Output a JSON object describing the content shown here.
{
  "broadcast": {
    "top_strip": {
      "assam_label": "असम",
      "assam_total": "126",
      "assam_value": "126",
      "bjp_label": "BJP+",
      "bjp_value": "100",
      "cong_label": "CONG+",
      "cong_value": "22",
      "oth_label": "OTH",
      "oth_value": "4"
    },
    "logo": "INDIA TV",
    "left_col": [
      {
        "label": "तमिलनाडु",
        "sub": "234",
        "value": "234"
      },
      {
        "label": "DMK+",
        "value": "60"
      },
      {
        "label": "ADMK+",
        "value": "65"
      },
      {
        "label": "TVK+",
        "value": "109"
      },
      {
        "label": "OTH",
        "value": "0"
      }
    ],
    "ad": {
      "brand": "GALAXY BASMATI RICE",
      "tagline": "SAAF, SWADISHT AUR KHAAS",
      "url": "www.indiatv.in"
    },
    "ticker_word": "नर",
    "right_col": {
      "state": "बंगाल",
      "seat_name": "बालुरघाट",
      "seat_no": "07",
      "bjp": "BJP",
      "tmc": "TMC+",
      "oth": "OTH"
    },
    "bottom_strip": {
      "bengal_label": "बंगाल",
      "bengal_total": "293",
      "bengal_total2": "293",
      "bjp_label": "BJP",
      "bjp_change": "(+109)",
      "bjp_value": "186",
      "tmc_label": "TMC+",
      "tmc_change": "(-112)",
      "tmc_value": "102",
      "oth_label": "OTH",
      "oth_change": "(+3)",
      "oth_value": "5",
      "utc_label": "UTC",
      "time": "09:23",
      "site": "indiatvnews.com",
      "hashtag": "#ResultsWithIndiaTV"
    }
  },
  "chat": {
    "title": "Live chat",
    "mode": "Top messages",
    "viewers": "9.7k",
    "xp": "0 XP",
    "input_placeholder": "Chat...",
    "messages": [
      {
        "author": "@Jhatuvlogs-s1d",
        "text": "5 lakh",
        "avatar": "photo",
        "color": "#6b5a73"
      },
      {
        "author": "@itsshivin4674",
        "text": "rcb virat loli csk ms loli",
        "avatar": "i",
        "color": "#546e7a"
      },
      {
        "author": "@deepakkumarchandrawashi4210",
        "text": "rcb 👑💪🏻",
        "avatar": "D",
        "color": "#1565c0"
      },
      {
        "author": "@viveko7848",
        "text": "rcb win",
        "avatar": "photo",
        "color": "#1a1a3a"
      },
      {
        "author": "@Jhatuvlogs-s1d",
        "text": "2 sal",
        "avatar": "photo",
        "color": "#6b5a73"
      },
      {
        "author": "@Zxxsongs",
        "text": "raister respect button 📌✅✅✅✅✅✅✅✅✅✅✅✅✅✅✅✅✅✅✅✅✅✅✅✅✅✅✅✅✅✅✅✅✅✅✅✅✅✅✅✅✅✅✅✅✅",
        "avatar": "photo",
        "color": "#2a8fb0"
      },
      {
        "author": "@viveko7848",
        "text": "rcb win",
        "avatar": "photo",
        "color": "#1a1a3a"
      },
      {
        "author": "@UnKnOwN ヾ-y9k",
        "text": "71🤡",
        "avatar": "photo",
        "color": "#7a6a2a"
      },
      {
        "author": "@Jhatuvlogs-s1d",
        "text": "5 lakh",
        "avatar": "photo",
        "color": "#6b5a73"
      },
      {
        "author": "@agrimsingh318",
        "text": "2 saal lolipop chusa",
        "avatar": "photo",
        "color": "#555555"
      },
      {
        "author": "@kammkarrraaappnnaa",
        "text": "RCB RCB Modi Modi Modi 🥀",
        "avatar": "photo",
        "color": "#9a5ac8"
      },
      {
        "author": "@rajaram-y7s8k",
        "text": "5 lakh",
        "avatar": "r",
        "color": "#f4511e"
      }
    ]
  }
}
= = = = =
Output all of the material, please, exactly as it stands.

SOLUTION FOR THIS EXERCISE:
Output a JSON object describing the content shown here.
{
  "broadcast": {
    "top_strip": {
      "assam_label": "असम",
      "assam_total": "126",
      "assam_value": "126",
      "bjp_label": "BJP+",
      "bjp_value": "100",
      "cong_label": "CONG+",
      "cong_value": "22",
      "oth_label": "OTH",
      "oth_value": "4"
    },
    "logo": "INDIA TV",
    "left_col": [
      {
        "label": "तमिलनाडु",
        "sub": "234",
        "value": "234"
      },
      {
        "label": "DMK+",
        "value": "60"
      },
      {
        "label": "ADMK+",
        "value": "65"
      },
      {
        "label": "TVK+",
        "value": "109"
      },
      {
        "label": "OTH",
        "value": "0"
      }
    ],
    "ad": {
      "brand": "GALAXY BASMATI RICE",
      "tagline": "SAAF, SWADISHT AUR KHAAS",
      "url": "www.indiatv.in"
    },
    "ticker_word": "नर",
    "right_col": {
      "state": "बंगाल",
      "seat_name": "बालुरघाट",
      "seat_no": "07",
      "bjp": "BJP",
      "tmc": "TMC+",
      "oth": "OTH"
    },
    "bottom_strip": {
      "bengal_label": "बंगाल",
      "bengal_total": "293",
      "bengal_total2": "293",
      "bjp_label": "BJP",
      "bjp_change": "(+109)",
      "bjp_value": "186",
      "tmc_label": "TMC+",
      "tmc_change": "(-112)",
      "tmc_value": "102",
      "oth_label": "OTH",
      "oth_change": "(+3)",
      "oth_value": "5",
      "utc_label": "UTC",
      "time": "09:23",
      "site": "indiatvnews.com",
      "hashtag": "#ResultsWithIndiaTV"
    }
  },
  "chat": {
    "title": "Live chat",
    "mode": "Top messages",
    "viewers": "9.7k",
    "xp": "0 XP",
    "input_placeholder": "Chat...",
    "messages": [
      {
        "author": "@Jhatuvlogs-s1d",
        "text": "5 lakh",
        "avatar": "photo",
        "color": "#6b5a73"
      },
      {
        "author": "@itsshivin4674",
        "text": "rcb virat loli csk ms loli",
        "avatar": "i",
        "color": "#546e7a"
      },
      {
        "author": "@deepakkumarchandrawashi4210",
        "text": "rcb 👑💪🏻",
        "avatar": "D",
        "color": "#1565c0"
      },
      {
        "author": "@viveko7848",
        "text": "rcb win",
        "avatar": "photo",
        "color": "#1a1a3a"
      },
      {
        "author": "@Jhatuvlogs-s1d",
        "text": "2 sal",
        "avatar": "photo",
        "color": "#6b5a73"
      },
      {
        "author": "@Zxxsongs",
        "text": "raister respect button 📌✅✅✅✅✅✅✅✅✅✅✅✅✅✅✅✅✅✅✅✅✅✅✅✅✅✅✅✅✅✅✅✅✅✅✅✅✅✅✅✅✅✅✅✅✅",
        "avatar": "photo",
        "color": "#2a8fb0"
      },
      {
        "author": "@viveko7848",
        "text": "rcb win",
        "avatar": "photo",
        "color": "#1a1a3a"
      },
      {
        "author": "@UnKnOwN ヾ-y9k",
        "text": "71🤡",
        "avatar": "photo",
        "color": "#7a6a2a"
      },
      {
        "author": "@Jhatuvlogs-s1d",
        "text": "5 lakh",
        "avatar": "photo",
        "color": "#6b5a73"
      },
      {
        "author": "@agrimsingh318",
        "text": "2 saal lolipop chusa",
        "avatar": "photo",
        "color": "#555555"
      },
      {
        "author": "@kammkarrraaappnnaa",
        "text": "RCB RCB Modi Modi Modi 🥀",
        "avatar": "photo",
        "color": "#9a5ac8"
      },
      {
        "author": "@rajaram-y7s8k",
        "text": "5 lakh",
        "avatar": "r",
        "color": "#f4511e"
      }
    ]
  }
}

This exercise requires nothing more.